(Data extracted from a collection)
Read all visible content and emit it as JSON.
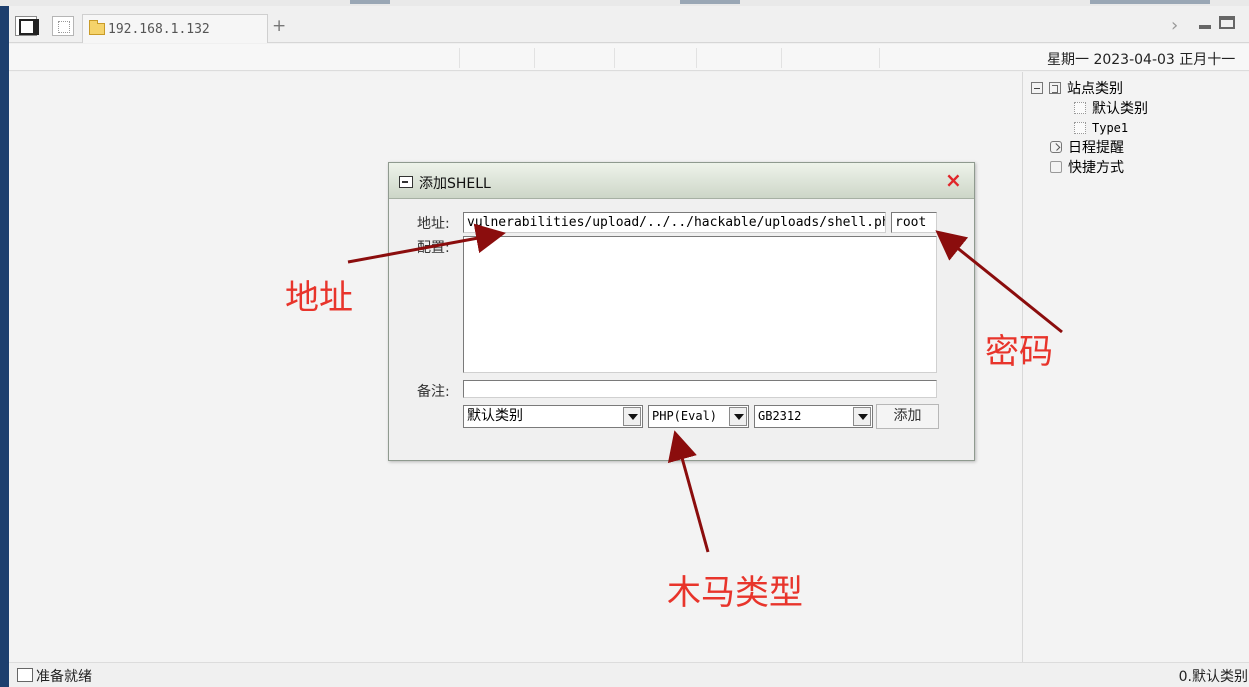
{
  "tabs": {
    "address_tab_label": "192.168.1.132",
    "add_tab_symbol": "+"
  },
  "header": {
    "date": "星期一 2023-04-03 正月十一"
  },
  "tree": {
    "root": "站点类别",
    "children": [
      "默认类别",
      "Type1"
    ],
    "schedule": "日程提醒",
    "shortcuts": "快捷方式"
  },
  "dialog": {
    "title": "添加SHELL",
    "close_symbol": "×",
    "address_label": "地址:",
    "address_value": "vulnerabilities/upload/../../hackable/uploads/shell.php",
    "password_value": "root",
    "config_label": "配置:",
    "note_label": "备注:",
    "note_value": "",
    "category_selected": "默认类别",
    "shell_type_selected": "PHP(Eval)",
    "encoding_selected": "GB2312",
    "add_button": "添加"
  },
  "annotations": {
    "address": "地址",
    "password": "密码",
    "shell_type": "木马类型",
    "color": "#e8342b",
    "arrow_color": "#8b0d0d"
  },
  "status": {
    "left": "准备就绪",
    "right": "0.默认类别"
  },
  "icons": [
    "folder-icon",
    "minimize-icon",
    "maximize-icon",
    "chevron-right-icon",
    "close-icon",
    "collapse-icon",
    "category-icon",
    "clock-icon",
    "hand-icon"
  ]
}
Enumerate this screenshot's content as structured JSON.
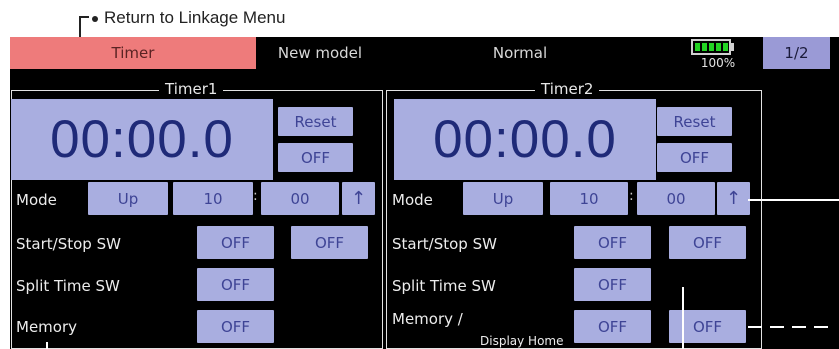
{
  "annotation": {
    "return_note": "Return to Linkage Menu"
  },
  "header": {
    "tab_label": "Timer",
    "model_name": "New model",
    "condition": "Normal",
    "battery_percent": "100%",
    "battery_level": 1.0,
    "page_indicator": "1/2"
  },
  "timer1": {
    "title": "Timer1",
    "time": "00:00.0",
    "reset_label": "Reset",
    "reset_state": "OFF",
    "mode_label": "Mode",
    "mode_value": "Up",
    "minutes": "10",
    "colon": ":",
    "seconds": "00",
    "direction_arrow": "↑",
    "start_stop_label": "Start/Stop SW",
    "start_sw": "OFF",
    "stop_sw": "OFF",
    "split_label": "Split Time SW",
    "split_sw": "OFF",
    "memory_label": "Memory",
    "memory_sw": "OFF"
  },
  "timer2": {
    "title": "Timer2",
    "time": "00:00.0",
    "reset_label": "Reset",
    "reset_state": "OFF",
    "mode_label": "Mode",
    "mode_value": "Up",
    "minutes": "10",
    "colon": ":",
    "seconds": "00",
    "direction_arrow": "↑",
    "start_stop_label": "Start/Stop SW",
    "start_sw": "OFF",
    "stop_sw": "OFF",
    "split_label": "Split Time SW",
    "split_sw": "OFF",
    "memory_label": "Memory /",
    "display_home_label": "Display Home",
    "memory_sw": "OFF",
    "display_home_sw": "OFF"
  },
  "colors": {
    "tab_active": "#ee7b7b",
    "button": "#a9aee0",
    "button_text": "#3e4495",
    "screen_bg": "#000000",
    "battery": "#22d422"
  }
}
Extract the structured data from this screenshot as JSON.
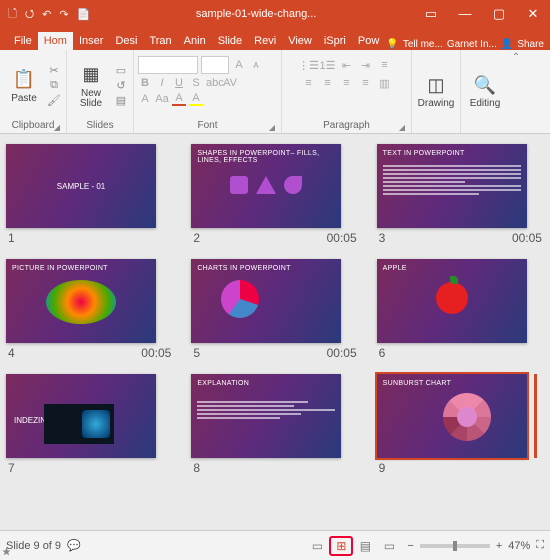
{
  "titlebar": {
    "title": "sample-01-wide-chang...",
    "qat": [
      "🗋",
      "⭯",
      "↶",
      "↷",
      "📄"
    ],
    "win": [
      "▭",
      "—",
      "▢",
      "✕"
    ]
  },
  "tabs": {
    "file_label": "File",
    "items": [
      "Home",
      "Insert",
      "Design",
      "Transitions",
      "Animations",
      "Slide Show",
      "Review",
      "View",
      "iSpring",
      "PowerPoint"
    ],
    "items_short": [
      "Hom",
      "Inser",
      "Desi",
      "Tran",
      "Anin",
      "Slide",
      "Revi",
      "View",
      "iSpri",
      "Pow"
    ],
    "active_index": 0,
    "tellme": "Tell me...",
    "user": "Garnet In...",
    "share": "Share"
  },
  "ribbon": {
    "clipboard": {
      "label": "Clipboard",
      "paste": "Paste"
    },
    "slides": {
      "label": "Slides",
      "new": "New Slide"
    },
    "font": {
      "label": "Font"
    },
    "paragraph": {
      "label": "Paragraph"
    },
    "drawing": {
      "label": "Drawing"
    },
    "editing": {
      "label": "Editing"
    }
  },
  "slides": [
    {
      "n": "1",
      "title": "SAMPLE - 01",
      "kind": "title",
      "time": ""
    },
    {
      "n": "2",
      "title": "SHAPES IN POWERPOINT– FILLS, LINES, EFFECTS",
      "kind": "shapes",
      "time": "00:05"
    },
    {
      "n": "3",
      "title": "TEXT IN POWERPOINT",
      "kind": "text",
      "time": "00:05"
    },
    {
      "n": "4",
      "title": "PICTURE IN POWERPOINT",
      "kind": "picture",
      "time": "00:05"
    },
    {
      "n": "5",
      "title": "CHARTS IN POWERPOINT",
      "kind": "chart",
      "time": "00:05"
    },
    {
      "n": "6",
      "title": "APPLE",
      "kind": "apple",
      "time": ""
    },
    {
      "n": "7",
      "title": "INDEZINE",
      "kind": "indezine",
      "time": ""
    },
    {
      "n": "8",
      "title": "EXPLANATION",
      "kind": "explain",
      "time": ""
    },
    {
      "n": "9",
      "title": "SUNBURST CHART",
      "kind": "sunburst",
      "time": "",
      "selected": true
    }
  ],
  "status": {
    "pos": "Slide 9 of 9",
    "zoom": "47%"
  }
}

Task goal: Repeat the listing in full and exactly. Do not include any images.

Response for this exercise:
Read all visible content and emit it as JSON.
{
  "tabs": {
    "address_tab_label": "192.168.1.132",
    "add_tab_symbol": "+"
  },
  "header": {
    "date": "星期一 2023-04-03 正月十一"
  },
  "tree": {
    "root": "站点类别",
    "children": [
      "默认类别",
      "Type1"
    ],
    "schedule": "日程提醒",
    "shortcuts": "快捷方式"
  },
  "dialog": {
    "title": "添加SHELL",
    "close_symbol": "×",
    "address_label": "地址:",
    "address_value": "vulnerabilities/upload/../../hackable/uploads/shell.php",
    "password_value": "root",
    "config_label": "配置:",
    "note_label": "备注:",
    "note_value": "",
    "category_selected": "默认类别",
    "shell_type_selected": "PHP(Eval)",
    "encoding_selected": "GB2312",
    "add_button": "添加"
  },
  "annotations": {
    "address": "地址",
    "password": "密码",
    "shell_type": "木马类型",
    "color": "#e8342b",
    "arrow_color": "#8b0d0d"
  },
  "status": {
    "left": "准备就绪",
    "right": "0.默认类别"
  },
  "icons": [
    "folder-icon",
    "minimize-icon",
    "maximize-icon",
    "chevron-right-icon",
    "close-icon",
    "collapse-icon",
    "category-icon",
    "clock-icon",
    "hand-icon"
  ]
}
Enumerate this screenshot's content as structured JSON.
{
  "annotation": {
    "return_note": "Return to Linkage Menu"
  },
  "header": {
    "tab_label": "Timer",
    "model_name": "New model",
    "condition": "Normal",
    "battery_percent": "100%",
    "battery_level": 1.0,
    "page_indicator": "1/2"
  },
  "timer1": {
    "title": "Timer1",
    "time": "00:00.0",
    "reset_label": "Reset",
    "reset_state": "OFF",
    "mode_label": "Mode",
    "mode_value": "Up",
    "minutes": "10",
    "colon": ":",
    "seconds": "00",
    "direction_arrow": "↑",
    "start_stop_label": "Start/Stop SW",
    "start_sw": "OFF",
    "stop_sw": "OFF",
    "split_label": "Split Time SW",
    "split_sw": "OFF",
    "memory_label": "Memory",
    "memory_sw": "OFF"
  },
  "timer2": {
    "title": "Timer2",
    "time": "00:00.0",
    "reset_label": "Reset",
    "reset_state": "OFF",
    "mode_label": "Mode",
    "mode_value": "Up",
    "minutes": "10",
    "colon": ":",
    "seconds": "00",
    "direction_arrow": "↑",
    "start_stop_label": "Start/Stop SW",
    "start_sw": "OFF",
    "stop_sw": "OFF",
    "split_label": "Split Time SW",
    "split_sw": "OFF",
    "memory_label": "Memory /",
    "display_home_label": "Display Home",
    "memory_sw": "OFF",
    "display_home_sw": "OFF"
  },
  "colors": {
    "tab_active": "#ee7b7b",
    "button": "#a9aee0",
    "button_text": "#3e4495",
    "screen_bg": "#000000",
    "battery": "#22d422"
  }
}
Extract the structured data from this screenshot as JSON.
{
  "titlebar": {
    "title": "sample-01-wide-chang...",
    "qat": [
      "🗋",
      "⭯",
      "↶",
      "↷",
      "📄"
    ],
    "win": [
      "▭",
      "—",
      "▢",
      "✕"
    ]
  },
  "tabs": {
    "file_label": "File",
    "items": [
      "Home",
      "Insert",
      "Design",
      "Transitions",
      "Animations",
      "Slide Show",
      "Review",
      "View",
      "iSpring",
      "PowerPoint"
    ],
    "items_short": [
      "Hom",
      "Inser",
      "Desi",
      "Tran",
      "Anin",
      "Slide",
      "Revi",
      "View",
      "iSpri",
      "Pow"
    ],
    "active_index": 0,
    "tellme": "Tell me...",
    "user": "Garnet In...",
    "share": "Share"
  },
  "ribbon": {
    "clipboard": {
      "label": "Clipboard",
      "paste": "Paste"
    },
    "slides": {
      "label": "Slides",
      "new": "New Slide"
    },
    "font": {
      "label": "Font"
    },
    "paragraph": {
      "label": "Paragraph"
    },
    "drawing": {
      "label": "Drawing"
    },
    "editing": {
      "label": "Editing"
    }
  },
  "slides": [
    {
      "n": "1",
      "title": "SAMPLE - 01",
      "kind": "title",
      "time": ""
    },
    {
      "n": "2",
      "title": "SHAPES IN POWERPOINT– FILLS, LINES, EFFECTS",
      "kind": "shapes",
      "time": "00:05"
    },
    {
      "n": "3",
      "title": "TEXT IN POWERPOINT",
      "kind": "text",
      "time": "00:05"
    },
    {
      "n": "4",
      "title": "PICTURE IN POWERPOINT",
      "kind": "picture",
      "time": "00:05"
    },
    {
      "n": "5",
      "title": "CHARTS IN POWERPOINT",
      "kind": "chart",
      "time": "00:05"
    },
    {
      "n": "6",
      "title": "APPLE",
      "kind": "apple",
      "time": ""
    },
    {
      "n": "7",
      "title": "INDEZINE",
      "kind": "indezine",
      "time": ""
    },
    {
      "n": "8",
      "title": "EXPLANATION",
      "kind": "explain",
      "time": ""
    },
    {
      "n": "9",
      "title": "SUNBURST CHART",
      "kind": "sunburst",
      "time": "",
      "selected": true
    }
  ],
  "status": {
    "pos": "Slide 9 of 9",
    "zoom": "47%"
  }
}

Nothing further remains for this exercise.